Items from a figure collection
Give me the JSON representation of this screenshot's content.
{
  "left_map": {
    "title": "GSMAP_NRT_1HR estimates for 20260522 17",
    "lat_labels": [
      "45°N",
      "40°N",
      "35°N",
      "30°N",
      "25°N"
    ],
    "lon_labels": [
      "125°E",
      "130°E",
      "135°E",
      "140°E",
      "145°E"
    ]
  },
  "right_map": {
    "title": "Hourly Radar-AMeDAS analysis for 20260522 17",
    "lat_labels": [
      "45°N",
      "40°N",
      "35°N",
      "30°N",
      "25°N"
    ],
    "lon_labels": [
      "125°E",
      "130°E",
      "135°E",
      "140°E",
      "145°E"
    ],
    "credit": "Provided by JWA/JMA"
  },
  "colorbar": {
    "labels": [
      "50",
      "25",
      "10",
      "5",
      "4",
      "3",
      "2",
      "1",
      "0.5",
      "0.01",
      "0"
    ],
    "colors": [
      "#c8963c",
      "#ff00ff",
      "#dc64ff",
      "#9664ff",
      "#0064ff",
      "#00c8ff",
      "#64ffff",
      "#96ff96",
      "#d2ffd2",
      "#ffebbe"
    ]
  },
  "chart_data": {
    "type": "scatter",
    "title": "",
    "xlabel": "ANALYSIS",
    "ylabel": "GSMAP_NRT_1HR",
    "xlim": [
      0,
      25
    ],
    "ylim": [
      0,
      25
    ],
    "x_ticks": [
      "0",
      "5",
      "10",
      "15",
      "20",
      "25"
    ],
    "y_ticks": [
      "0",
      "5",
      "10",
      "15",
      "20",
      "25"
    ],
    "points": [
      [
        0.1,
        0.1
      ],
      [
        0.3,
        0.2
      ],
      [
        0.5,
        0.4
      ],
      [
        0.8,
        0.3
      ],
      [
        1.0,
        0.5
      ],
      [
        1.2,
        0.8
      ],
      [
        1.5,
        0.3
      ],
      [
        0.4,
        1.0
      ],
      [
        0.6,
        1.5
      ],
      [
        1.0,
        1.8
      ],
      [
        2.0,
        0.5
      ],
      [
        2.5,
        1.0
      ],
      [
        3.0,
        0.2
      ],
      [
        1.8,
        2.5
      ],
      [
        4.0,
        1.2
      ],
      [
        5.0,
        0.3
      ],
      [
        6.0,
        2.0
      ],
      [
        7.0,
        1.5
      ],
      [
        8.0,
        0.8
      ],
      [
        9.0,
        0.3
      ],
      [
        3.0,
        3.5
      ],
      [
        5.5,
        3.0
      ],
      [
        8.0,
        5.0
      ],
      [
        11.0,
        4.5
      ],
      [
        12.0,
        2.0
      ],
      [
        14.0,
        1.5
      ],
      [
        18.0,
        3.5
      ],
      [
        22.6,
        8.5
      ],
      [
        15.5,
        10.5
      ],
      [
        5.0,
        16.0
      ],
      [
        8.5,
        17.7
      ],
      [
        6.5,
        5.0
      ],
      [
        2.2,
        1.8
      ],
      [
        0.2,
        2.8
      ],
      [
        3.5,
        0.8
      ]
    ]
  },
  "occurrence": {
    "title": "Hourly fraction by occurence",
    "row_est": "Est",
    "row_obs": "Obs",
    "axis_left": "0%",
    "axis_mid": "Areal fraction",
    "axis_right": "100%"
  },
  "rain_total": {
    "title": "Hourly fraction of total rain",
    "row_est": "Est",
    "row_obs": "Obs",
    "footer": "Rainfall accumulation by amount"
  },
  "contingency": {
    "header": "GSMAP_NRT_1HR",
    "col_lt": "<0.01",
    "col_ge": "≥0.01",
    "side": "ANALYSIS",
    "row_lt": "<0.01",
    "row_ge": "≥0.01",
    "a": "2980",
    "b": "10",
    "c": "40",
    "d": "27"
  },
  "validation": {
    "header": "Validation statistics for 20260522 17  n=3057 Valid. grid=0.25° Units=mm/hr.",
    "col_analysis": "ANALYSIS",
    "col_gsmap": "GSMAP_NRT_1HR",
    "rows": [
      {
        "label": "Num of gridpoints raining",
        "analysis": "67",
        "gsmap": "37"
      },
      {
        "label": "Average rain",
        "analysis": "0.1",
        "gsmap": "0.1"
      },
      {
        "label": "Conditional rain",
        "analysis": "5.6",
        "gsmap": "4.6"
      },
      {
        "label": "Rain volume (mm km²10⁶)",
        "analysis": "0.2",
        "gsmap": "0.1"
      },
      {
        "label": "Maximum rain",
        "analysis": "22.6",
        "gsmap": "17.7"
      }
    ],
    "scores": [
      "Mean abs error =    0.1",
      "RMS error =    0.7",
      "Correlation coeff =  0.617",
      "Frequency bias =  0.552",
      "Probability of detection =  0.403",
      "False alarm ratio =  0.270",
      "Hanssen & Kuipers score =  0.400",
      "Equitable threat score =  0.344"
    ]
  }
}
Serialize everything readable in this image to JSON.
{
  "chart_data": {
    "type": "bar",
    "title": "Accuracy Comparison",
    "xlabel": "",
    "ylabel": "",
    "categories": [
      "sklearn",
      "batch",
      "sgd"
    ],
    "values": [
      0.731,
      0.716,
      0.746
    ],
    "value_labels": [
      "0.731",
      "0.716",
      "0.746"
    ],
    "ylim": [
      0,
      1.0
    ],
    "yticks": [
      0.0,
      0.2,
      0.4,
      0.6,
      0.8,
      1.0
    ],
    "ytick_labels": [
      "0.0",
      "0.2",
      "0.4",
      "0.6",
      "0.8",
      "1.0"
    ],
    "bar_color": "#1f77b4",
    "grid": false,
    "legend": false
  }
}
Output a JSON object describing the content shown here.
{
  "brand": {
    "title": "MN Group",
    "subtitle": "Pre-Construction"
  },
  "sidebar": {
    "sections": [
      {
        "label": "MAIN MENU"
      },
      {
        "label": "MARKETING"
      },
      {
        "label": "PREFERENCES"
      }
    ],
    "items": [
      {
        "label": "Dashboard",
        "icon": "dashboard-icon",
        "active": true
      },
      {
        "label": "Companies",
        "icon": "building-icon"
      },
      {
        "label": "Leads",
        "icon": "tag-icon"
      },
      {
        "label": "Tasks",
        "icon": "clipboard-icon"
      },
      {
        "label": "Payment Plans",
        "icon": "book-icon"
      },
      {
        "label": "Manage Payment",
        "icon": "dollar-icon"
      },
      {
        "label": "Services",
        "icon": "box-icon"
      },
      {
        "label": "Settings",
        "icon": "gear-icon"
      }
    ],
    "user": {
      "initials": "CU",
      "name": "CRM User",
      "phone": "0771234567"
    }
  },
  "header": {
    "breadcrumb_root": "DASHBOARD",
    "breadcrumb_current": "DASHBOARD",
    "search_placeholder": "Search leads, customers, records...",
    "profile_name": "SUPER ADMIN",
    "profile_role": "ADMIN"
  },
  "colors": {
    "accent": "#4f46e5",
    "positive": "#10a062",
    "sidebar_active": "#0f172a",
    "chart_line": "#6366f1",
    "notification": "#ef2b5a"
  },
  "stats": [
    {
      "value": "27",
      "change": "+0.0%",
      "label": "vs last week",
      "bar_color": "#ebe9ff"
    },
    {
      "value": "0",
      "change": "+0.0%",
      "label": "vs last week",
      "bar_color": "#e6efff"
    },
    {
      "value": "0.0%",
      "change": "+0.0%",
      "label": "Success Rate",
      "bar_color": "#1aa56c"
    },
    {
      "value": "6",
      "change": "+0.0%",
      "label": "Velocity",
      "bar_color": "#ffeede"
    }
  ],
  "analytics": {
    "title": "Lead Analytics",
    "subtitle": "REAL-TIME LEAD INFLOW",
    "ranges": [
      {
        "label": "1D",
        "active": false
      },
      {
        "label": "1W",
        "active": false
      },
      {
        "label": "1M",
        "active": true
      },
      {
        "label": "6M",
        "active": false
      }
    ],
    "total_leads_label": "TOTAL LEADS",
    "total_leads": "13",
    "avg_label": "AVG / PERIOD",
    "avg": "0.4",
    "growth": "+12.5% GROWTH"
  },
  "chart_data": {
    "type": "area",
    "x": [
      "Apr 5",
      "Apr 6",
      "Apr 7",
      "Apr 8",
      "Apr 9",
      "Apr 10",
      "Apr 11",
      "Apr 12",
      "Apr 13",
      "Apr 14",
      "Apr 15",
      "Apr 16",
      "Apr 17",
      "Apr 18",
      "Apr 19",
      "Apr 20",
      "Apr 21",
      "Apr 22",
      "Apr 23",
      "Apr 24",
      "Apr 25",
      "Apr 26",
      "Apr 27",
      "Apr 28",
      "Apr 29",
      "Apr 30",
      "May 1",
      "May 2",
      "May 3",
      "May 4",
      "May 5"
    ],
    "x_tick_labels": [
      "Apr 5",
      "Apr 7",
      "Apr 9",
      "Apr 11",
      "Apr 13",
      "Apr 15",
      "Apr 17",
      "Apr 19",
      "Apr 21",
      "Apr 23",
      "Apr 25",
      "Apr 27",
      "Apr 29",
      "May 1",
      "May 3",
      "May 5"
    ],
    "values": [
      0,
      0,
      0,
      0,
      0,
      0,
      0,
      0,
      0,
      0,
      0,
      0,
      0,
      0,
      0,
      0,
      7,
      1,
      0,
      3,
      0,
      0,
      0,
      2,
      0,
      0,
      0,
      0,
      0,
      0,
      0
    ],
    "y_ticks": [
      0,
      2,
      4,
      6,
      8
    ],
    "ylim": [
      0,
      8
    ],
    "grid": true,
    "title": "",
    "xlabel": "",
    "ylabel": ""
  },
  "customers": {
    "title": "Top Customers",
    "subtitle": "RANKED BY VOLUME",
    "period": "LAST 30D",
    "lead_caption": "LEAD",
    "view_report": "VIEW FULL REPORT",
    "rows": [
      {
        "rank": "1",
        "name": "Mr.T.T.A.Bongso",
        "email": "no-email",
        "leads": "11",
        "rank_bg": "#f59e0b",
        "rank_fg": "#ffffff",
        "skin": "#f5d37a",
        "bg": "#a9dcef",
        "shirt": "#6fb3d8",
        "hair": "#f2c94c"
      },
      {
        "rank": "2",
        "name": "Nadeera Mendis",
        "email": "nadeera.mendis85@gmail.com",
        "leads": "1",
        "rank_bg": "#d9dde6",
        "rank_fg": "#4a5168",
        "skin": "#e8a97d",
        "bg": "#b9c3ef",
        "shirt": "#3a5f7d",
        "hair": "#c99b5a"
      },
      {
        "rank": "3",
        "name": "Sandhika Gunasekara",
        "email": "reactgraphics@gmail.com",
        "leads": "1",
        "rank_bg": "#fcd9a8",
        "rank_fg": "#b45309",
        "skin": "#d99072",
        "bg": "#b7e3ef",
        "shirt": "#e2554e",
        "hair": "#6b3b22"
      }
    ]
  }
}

» PROBLEM:
Say how many lines in this listing hold the string "content", giving the count and nothing more.

» RIGHT ANSWER:
2